Aim of the task:
Transcribe every line exactly and omit anything that is a picture.

Records to use:

↓

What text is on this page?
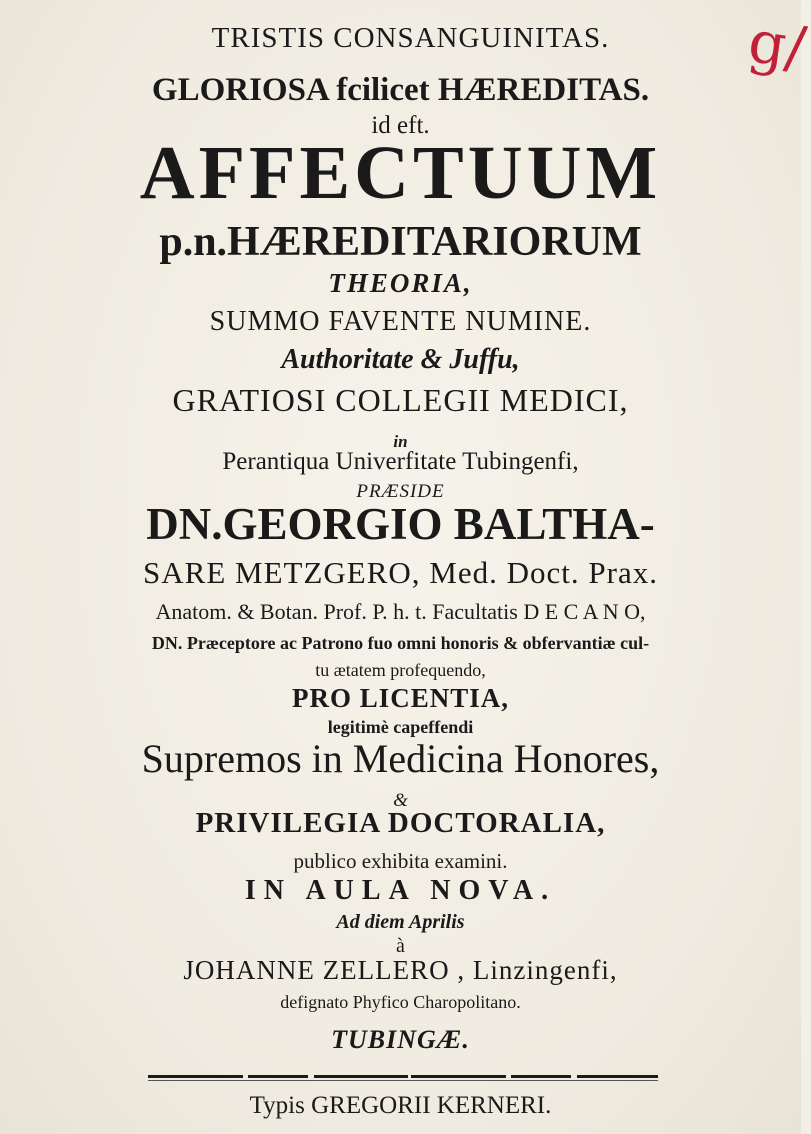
g/
TRISTIS CONSANGUINITAS.
GLORIOSA fcilicet HÆREDITAS.
id eft.
AFFECTUUM
p.n.HÆREDITARIORUM
THEORIA,
SUMMO FAVENTE NUMINE.
Authoritate & Juffu,
GRATIOSI COLLEGII MEDICI,
in
Perantiqua Univerfitate Tubingenfi,
PRÆSIDE
DN.GEORGIO BALTHA-
SARE METZGERO, Med. Doct. Prax.
Anatom. & Botan. Prof. P. h. t. Facultatis D E C A N O,
DN. Præceptore ac Patrono fuo omni honoris & obfervantiæ cul-
tu ætatem profequendo,
PRO LICENTIA,
legitimè capeffendi
Supremos in Medicina Honores,
&
PRIVILEGIA DOCTORALIA,
publico exhibita examini.
IN AULA NOVA.
Ad diem Aprilis
à
JOHANNE ZELLERO , Linzingenfi,
defignato Phyfico Charopolitano.
TUBINGÆ.
Typis GREGORII KERNERI.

↑

Full solution:
What text is on this page?
g/
TRISTIS CONSANGUINITAS.
GLORIOSA fcilicet HÆREDITAS.
id eft.
AFFECTUUM
p.n.HÆREDITARIORUM
THEORIA,
SUMMO FAVENTE NUMINE.
Authoritate & Juffu,
GRATIOSI COLLEGII MEDICI,
in
Perantiqua Univerfitate Tubingenfi,
PRÆSIDE
DN.GEORGIO BALTHA-
SARE METZGERO, Med. Doct. Prax.
Anatom. & Botan. Prof. P. h. t. Facultatis D E C A N O,
DN. Præceptore ac Patrono fuo omni honoris & obfervantiæ cul-
tu ætatem profequendo,
PRO LICENTIA,
legitimè capeffendi
Supremos in Medicina Honores,
&
PRIVILEGIA DOCTORALIA,
publico exhibita examini.
IN AULA NOVA.
Ad diem Aprilis
à
JOHANNE ZELLERO , Linzingenfi,
defignato Phyfico Charopolitano.
TUBINGÆ.
Typis GREGORII KERNERI.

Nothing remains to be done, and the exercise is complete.